# SET PROBLEM
Print out each entry below exactly, please.

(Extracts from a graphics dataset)
§

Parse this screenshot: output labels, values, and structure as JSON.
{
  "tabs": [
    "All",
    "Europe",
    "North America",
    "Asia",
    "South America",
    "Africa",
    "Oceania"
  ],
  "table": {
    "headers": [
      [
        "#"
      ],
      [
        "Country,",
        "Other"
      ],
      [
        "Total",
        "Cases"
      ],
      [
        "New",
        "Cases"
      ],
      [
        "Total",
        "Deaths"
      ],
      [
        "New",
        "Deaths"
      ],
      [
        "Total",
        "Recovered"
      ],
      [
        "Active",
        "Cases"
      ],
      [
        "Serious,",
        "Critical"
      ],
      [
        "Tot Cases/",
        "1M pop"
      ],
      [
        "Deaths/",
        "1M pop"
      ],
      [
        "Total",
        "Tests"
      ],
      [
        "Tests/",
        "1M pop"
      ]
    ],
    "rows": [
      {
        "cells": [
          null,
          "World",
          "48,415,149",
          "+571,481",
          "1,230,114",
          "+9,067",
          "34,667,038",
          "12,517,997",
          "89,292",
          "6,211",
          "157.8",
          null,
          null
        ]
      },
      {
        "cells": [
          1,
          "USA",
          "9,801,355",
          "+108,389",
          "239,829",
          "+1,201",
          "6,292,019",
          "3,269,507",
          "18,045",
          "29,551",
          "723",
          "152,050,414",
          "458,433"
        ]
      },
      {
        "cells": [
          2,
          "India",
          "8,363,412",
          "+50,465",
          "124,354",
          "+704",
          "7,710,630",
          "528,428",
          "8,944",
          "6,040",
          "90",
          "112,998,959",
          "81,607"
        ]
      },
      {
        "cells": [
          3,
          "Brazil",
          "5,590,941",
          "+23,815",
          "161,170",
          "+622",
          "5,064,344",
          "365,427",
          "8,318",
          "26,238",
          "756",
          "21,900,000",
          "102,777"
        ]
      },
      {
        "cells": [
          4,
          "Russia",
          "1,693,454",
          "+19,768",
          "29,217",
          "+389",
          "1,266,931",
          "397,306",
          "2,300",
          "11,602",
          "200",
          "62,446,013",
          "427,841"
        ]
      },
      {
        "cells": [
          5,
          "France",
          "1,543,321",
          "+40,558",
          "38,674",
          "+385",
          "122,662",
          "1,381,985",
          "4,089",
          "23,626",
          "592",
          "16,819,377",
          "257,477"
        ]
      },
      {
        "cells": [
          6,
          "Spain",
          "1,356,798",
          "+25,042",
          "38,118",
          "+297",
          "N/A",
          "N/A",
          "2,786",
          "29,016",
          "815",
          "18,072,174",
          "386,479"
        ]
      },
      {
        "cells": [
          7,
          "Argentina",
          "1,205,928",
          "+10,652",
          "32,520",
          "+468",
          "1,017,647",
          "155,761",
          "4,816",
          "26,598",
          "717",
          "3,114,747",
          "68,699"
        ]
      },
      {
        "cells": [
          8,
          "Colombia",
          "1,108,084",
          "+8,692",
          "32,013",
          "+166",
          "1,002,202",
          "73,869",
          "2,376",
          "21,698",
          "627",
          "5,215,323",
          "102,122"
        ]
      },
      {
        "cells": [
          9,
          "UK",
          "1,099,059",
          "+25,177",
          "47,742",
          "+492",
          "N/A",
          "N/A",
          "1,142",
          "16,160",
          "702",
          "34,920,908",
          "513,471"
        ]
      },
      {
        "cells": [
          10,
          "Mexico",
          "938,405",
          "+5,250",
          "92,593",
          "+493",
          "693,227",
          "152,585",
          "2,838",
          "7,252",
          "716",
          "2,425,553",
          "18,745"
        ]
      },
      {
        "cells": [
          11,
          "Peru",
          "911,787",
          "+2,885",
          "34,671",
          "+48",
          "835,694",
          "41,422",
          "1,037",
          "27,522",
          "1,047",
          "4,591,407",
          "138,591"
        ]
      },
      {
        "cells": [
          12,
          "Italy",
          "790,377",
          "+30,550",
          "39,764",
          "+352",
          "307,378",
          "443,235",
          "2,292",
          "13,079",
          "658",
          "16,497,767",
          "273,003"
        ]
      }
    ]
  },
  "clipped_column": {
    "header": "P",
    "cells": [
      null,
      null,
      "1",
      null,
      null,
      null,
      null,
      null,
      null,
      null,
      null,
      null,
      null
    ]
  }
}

§

# TASK OUTPUT
Parse this screenshot: output labels, values, and structure as JSON.
{
  "tabs": [
    "All",
    "Europe",
    "North America",
    "Asia",
    "South America",
    "Africa",
    "Oceania"
  ],
  "table": {
    "headers": [
      [
        "#"
      ],
      [
        "Country,",
        "Other"
      ],
      [
        "Total",
        "Cases"
      ],
      [
        "New",
        "Cases"
      ],
      [
        "Total",
        "Deaths"
      ],
      [
        "New",
        "Deaths"
      ],
      [
        "Total",
        "Recovered"
      ],
      [
        "Active",
        "Cases"
      ],
      [
        "Serious,",
        "Critical"
      ],
      [
        "Tot Cases/",
        "1M pop"
      ],
      [
        "Deaths/",
        "1M pop"
      ],
      [
        "Total",
        "Tests"
      ],
      [
        "Tests/",
        "1M pop"
      ]
    ],
    "rows": [
      {
        "cells": [
          null,
          "World",
          "48,415,149",
          "+571,481",
          "1,230,114",
          "+9,067",
          "34,667,038",
          "12,517,997",
          "89,292",
          "6,211",
          "157.8",
          null,
          null
        ]
      },
      {
        "cells": [
          1,
          "USA",
          "9,801,355",
          "+108,389",
          "239,829",
          "+1,201",
          "6,292,019",
          "3,269,507",
          "18,045",
          "29,551",
          "723",
          "152,050,414",
          "458,433"
        ]
      },
      {
        "cells": [
          2,
          "India",
          "8,363,412",
          "+50,465",
          "124,354",
          "+704",
          "7,710,630",
          "528,428",
          "8,944",
          "6,040",
          "90",
          "112,998,959",
          "81,607"
        ]
      },
      {
        "cells": [
          3,
          "Brazil",
          "5,590,941",
          "+23,815",
          "161,170",
          "+622",
          "5,064,344",
          "365,427",
          "8,318",
          "26,238",
          "756",
          "21,900,000",
          "102,777"
        ]
      },
      {
        "cells": [
          4,
          "Russia",
          "1,693,454",
          "+19,768",
          "29,217",
          "+389",
          "1,266,931",
          "397,306",
          "2,300",
          "11,602",
          "200",
          "62,446,013",
          "427,841"
        ]
      },
      {
        "cells": [
          5,
          "France",
          "1,543,321",
          "+40,558",
          "38,674",
          "+385",
          "122,662",
          "1,381,985",
          "4,089",
          "23,626",
          "592",
          "16,819,377",
          "257,477"
        ]
      },
      {
        "cells": [
          6,
          "Spain",
          "1,356,798",
          "+25,042",
          "38,118",
          "+297",
          "N/A",
          "N/A",
          "2,786",
          "29,016",
          "815",
          "18,072,174",
          "386,479"
        ]
      },
      {
        "cells": [
          7,
          "Argentina",
          "1,205,928",
          "+10,652",
          "32,520",
          "+468",
          "1,017,647",
          "155,761",
          "4,816",
          "26,598",
          "717",
          "3,114,747",
          "68,699"
        ]
      },
      {
        "cells": [
          8,
          "Colombia",
          "1,108,084",
          "+8,692",
          "32,013",
          "+166",
          "1,002,202",
          "73,869",
          "2,376",
          "21,698",
          "627",
          "5,215,323",
          "102,122"
        ]
      },
      {
        "cells": [
          9,
          "UK",
          "1,099,059",
          "+25,177",
          "47,742",
          "+492",
          "N/A",
          "N/A",
          "1,142",
          "16,160",
          "702",
          "34,920,908",
          "513,471"
        ]
      },
      {
        "cells": [
          10,
          "Mexico",
          "938,405",
          "+5,250",
          "92,593",
          "+493",
          "693,227",
          "152,585",
          "2,838",
          "7,252",
          "716",
          "2,425,553",
          "18,745"
        ]
      },
      {
        "cells": [
          11,
          "Peru",
          "911,787",
          "+2,885",
          "34,671",
          "+48",
          "835,694",
          "41,422",
          "1,037",
          "27,522",
          "1,047",
          "4,591,407",
          "138,591"
        ]
      },
      {
        "cells": [
          12,
          "Italy",
          "790,377",
          "+30,550",
          "39,764",
          "+352",
          "307,378",
          "443,235",
          "2,292",
          "13,079",
          "658",
          "16,497,767",
          "273,003"
        ]
      }
    ]
  },
  "clipped_column": {
    "header": "P",
    "cells": [
      null,
      null,
      "1",
      null,
      null,
      null,
      null,
      null,
      null,
      null,
      null,
      null,
      null
    ]
  }
}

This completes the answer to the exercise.